[Extracts from a graphics dataset]
[Begin]

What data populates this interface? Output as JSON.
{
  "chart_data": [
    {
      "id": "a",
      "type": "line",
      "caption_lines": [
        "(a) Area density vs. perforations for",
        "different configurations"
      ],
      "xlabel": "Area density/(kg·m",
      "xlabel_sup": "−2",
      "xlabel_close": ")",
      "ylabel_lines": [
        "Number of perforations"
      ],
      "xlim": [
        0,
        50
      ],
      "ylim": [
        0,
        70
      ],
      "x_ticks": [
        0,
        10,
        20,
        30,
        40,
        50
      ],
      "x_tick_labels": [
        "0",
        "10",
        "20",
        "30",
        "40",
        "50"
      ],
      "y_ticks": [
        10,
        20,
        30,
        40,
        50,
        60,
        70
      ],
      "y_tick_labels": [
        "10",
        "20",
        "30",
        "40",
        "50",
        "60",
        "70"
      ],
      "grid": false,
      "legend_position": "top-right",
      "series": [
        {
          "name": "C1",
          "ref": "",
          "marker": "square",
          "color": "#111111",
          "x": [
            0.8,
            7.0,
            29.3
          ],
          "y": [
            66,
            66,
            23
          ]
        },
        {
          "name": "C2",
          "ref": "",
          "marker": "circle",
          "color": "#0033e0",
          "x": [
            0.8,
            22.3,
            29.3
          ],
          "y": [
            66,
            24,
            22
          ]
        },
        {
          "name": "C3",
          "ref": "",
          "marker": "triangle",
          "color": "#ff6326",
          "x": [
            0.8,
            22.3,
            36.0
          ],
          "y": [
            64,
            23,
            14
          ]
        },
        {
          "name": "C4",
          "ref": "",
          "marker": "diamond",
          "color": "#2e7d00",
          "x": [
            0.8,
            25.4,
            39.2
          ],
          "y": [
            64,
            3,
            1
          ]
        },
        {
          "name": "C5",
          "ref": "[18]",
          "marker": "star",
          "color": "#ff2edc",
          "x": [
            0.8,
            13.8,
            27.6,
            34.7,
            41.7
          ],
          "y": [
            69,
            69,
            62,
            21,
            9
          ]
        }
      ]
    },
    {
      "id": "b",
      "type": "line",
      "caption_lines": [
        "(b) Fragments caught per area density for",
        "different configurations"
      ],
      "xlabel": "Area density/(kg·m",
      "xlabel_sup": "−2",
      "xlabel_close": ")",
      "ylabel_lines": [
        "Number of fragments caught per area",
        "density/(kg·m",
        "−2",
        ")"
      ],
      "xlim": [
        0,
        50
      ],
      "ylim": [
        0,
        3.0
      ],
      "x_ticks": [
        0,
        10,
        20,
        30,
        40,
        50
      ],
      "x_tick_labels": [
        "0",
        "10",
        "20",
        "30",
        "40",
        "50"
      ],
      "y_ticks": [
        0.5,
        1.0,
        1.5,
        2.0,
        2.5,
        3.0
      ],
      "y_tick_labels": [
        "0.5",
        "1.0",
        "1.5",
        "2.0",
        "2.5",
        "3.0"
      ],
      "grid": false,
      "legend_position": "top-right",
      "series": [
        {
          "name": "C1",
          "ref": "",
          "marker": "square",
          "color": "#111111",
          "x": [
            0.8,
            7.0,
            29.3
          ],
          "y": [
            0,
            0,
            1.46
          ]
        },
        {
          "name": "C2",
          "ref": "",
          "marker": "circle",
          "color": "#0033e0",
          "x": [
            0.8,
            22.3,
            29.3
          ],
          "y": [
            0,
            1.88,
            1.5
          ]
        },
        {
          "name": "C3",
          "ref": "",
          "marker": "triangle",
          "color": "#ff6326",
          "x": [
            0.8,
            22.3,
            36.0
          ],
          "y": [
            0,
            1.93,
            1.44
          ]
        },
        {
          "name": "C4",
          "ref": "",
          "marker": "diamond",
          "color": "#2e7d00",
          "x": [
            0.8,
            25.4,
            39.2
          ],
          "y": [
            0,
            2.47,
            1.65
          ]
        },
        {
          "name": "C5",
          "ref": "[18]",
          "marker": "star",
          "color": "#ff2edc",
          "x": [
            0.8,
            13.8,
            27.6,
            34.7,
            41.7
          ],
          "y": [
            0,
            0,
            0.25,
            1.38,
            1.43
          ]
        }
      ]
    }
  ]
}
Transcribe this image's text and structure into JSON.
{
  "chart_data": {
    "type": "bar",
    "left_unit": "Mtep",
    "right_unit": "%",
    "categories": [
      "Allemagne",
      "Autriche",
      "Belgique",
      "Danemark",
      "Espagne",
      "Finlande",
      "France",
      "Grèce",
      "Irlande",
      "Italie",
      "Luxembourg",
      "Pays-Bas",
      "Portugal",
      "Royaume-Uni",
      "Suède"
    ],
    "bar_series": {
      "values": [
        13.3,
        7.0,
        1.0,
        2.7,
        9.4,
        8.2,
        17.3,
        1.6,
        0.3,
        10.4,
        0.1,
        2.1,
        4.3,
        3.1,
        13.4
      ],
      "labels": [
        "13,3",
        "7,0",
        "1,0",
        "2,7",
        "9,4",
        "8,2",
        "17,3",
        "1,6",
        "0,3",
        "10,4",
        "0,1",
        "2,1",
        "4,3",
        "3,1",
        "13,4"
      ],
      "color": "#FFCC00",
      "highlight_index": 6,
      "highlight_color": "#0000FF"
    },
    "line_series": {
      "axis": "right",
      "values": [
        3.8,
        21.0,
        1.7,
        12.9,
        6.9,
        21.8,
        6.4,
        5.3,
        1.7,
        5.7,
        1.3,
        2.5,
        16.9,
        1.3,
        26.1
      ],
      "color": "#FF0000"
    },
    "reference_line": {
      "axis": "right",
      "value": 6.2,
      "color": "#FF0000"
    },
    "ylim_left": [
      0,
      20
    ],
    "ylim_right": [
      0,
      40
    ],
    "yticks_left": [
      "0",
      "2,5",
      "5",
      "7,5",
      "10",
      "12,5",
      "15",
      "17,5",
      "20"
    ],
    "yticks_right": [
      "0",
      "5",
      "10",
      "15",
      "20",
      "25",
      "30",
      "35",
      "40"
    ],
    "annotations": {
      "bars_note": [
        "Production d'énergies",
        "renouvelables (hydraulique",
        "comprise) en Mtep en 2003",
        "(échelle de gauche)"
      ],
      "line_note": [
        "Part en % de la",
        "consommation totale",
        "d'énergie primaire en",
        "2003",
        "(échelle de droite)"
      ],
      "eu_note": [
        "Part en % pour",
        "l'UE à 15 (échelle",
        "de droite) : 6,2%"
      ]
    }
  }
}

[End]

▸ Task objective: Once more, set down the full listing, verbatim.

▸ Result for this exercise:
What data populates this interface? Output as JSON.
{
  "chart_data": [
    {
      "id": "a",
      "type": "line",
      "caption_lines": [
        "(a) Area density vs. perforations for",
        "different configurations"
      ],
      "xlabel": "Area density/(kg·m",
      "xlabel_sup": "−2",
      "xlabel_close": ")",
      "ylabel_lines": [
        "Number of perforations"
      ],
      "xlim": [
        0,
        50
      ],
      "ylim": [
        0,
        70
      ],
      "x_ticks": [
        0,
        10,
        20,
        30,
        40,
        50
      ],
      "x_tick_labels": [
        "0",
        "10",
        "20",
        "30",
        "40",
        "50"
      ],
      "y_ticks": [
        10,
        20,
        30,
        40,
        50,
        60,
        70
      ],
      "y_tick_labels": [
        "10",
        "20",
        "30",
        "40",
        "50",
        "60",
        "70"
      ],
      "grid": false,
      "legend_position": "top-right",
      "series": [
        {
          "name": "C1",
          "ref": "",
          "marker": "square",
          "color": "#111111",
          "x": [
            0.8,
            7.0,
            29.3
          ],
          "y": [
            66,
            66,
            23
          ]
        },
        {
          "name": "C2",
          "ref": "",
          "marker": "circle",
          "color": "#0033e0",
          "x": [
            0.8,
            22.3,
            29.3
          ],
          "y": [
            66,
            24,
            22
          ]
        },
        {
          "name": "C3",
          "ref": "",
          "marker": "triangle",
          "color": "#ff6326",
          "x": [
            0.8,
            22.3,
            36.0
          ],
          "y": [
            64,
            23,
            14
          ]
        },
        {
          "name": "C4",
          "ref": "",
          "marker": "diamond",
          "color": "#2e7d00",
          "x": [
            0.8,
            25.4,
            39.2
          ],
          "y": [
            64,
            3,
            1
          ]
        },
        {
          "name": "C5",
          "ref": "[18]",
          "marker": "star",
          "color": "#ff2edc",
          "x": [
            0.8,
            13.8,
            27.6,
            34.7,
            41.7
          ],
          "y": [
            69,
            69,
            62,
            21,
            9
          ]
        }
      ]
    },
    {
      "id": "b",
      "type": "line",
      "caption_lines": [
        "(b) Fragments caught per area density for",
        "different configurations"
      ],
      "xlabel": "Area density/(kg·m",
      "xlabel_sup": "−2",
      "xlabel_close": ")",
      "ylabel_lines": [
        "Number of fragments caught per area",
        "density/(kg·m",
        "−2",
        ")"
      ],
      "xlim": [
        0,
        50
      ],
      "ylim": [
        0,
        3.0
      ],
      "x_ticks": [
        0,
        10,
        20,
        30,
        40,
        50
      ],
      "x_tick_labels": [
        "0",
        "10",
        "20",
        "30",
        "40",
        "50"
      ],
      "y_ticks": [
        0.5,
        1.0,
        1.5,
        2.0,
        2.5,
        3.0
      ],
      "y_tick_labels": [
        "0.5",
        "1.0",
        "1.5",
        "2.0",
        "2.5",
        "3.0"
      ],
      "grid": false,
      "legend_position": "top-right",
      "series": [
        {
          "name": "C1",
          "ref": "",
          "marker": "square",
          "color": "#111111",
          "x": [
            0.8,
            7.0,
            29.3
          ],
          "y": [
            0,
            0,
            1.46
          ]
        },
        {
          "name": "C2",
          "ref": "",
          "marker": "circle",
          "color": "#0033e0",
          "x": [
            0.8,
            22.3,
            29.3
          ],
          "y": [
            0,
            1.88,
            1.5
          ]
        },
        {
          "name": "C3",
          "ref": "",
          "marker": "triangle",
          "color": "#ff6326",
          "x": [
            0.8,
            22.3,
            36.0
          ],
          "y": [
            0,
            1.93,
            1.44
          ]
        },
        {
          "name": "C4",
          "ref": "",
          "marker": "diamond",
          "color": "#2e7d00",
          "x": [
            0.8,
            25.4,
            39.2
          ],
          "y": [
            0,
            2.47,
            1.65
          ]
        },
        {
          "name": "C5",
          "ref": "[18]",
          "marker": "star",
          "color": "#ff2edc",
          "x": [
            0.8,
            13.8,
            27.6,
            34.7,
            41.7
          ],
          "y": [
            0,
            0,
            0.25,
            1.38,
            1.43
          ]
        }
      ]
    }
  ]
}
Transcribe this image's text and structure into JSON.
{
  "chart_data": {
    "type": "bar",
    "left_unit": "Mtep",
    "right_unit": "%",
    "categories": [
      "Allemagne",
      "Autriche",
      "Belgique",
      "Danemark",
      "Espagne",
      "Finlande",
      "France",
      "Grèce",
      "Irlande",
      "Italie",
      "Luxembourg",
      "Pays-Bas",
      "Portugal",
      "Royaume-Uni",
      "Suède"
    ],
    "bar_series": {
      "values": [
        13.3,
        7.0,
        1.0,
        2.7,
        9.4,
        8.2,
        17.3,
        1.6,
        0.3,
        10.4,
        0.1,
        2.1,
        4.3,
        3.1,
        13.4
      ],
      "labels": [
        "13,3",
        "7,0",
        "1,0",
        "2,7",
        "9,4",
        "8,2",
        "17,3",
        "1,6",
        "0,3",
        "10,4",
        "0,1",
        "2,1",
        "4,3",
        "3,1",
        "13,4"
      ],
      "color": "#FFCC00",
      "highlight_index": 6,
      "highlight_color": "#0000FF"
    },
    "line_series": {
      "axis": "right",
      "values": [
        3.8,
        21.0,
        1.7,
        12.9,
        6.9,
        21.8,
        6.4,
        5.3,
        1.7,
        5.7,
        1.3,
        2.5,
        16.9,
        1.3,
        26.1
      ],
      "color": "#FF0000"
    },
    "reference_line": {
      "axis": "right",
      "value": 6.2,
      "color": "#FF0000"
    },
    "ylim_left": [
      0,
      20
    ],
    "ylim_right": [
      0,
      40
    ],
    "yticks_left": [
      "0",
      "2,5",
      "5",
      "7,5",
      "10",
      "12,5",
      "15",
      "17,5",
      "20"
    ],
    "yticks_right": [
      "0",
      "5",
      "10",
      "15",
      "20",
      "25",
      "30",
      "35",
      "40"
    ],
    "annotations": {
      "bars_note": [
        "Production d'énergies",
        "renouvelables (hydraulique",
        "comprise) en Mtep en 2003",
        "(échelle de gauche)"
      ],
      "line_note": [
        "Part en % de la",
        "consommation totale",
        "d'énergie primaire en",
        "2003",
        "(échelle de droite)"
      ],
      "eu_note": [
        "Part en % pour",
        "l'UE à 15 (échelle",
        "de droite) : 6,2%"
      ]
    }
  }
}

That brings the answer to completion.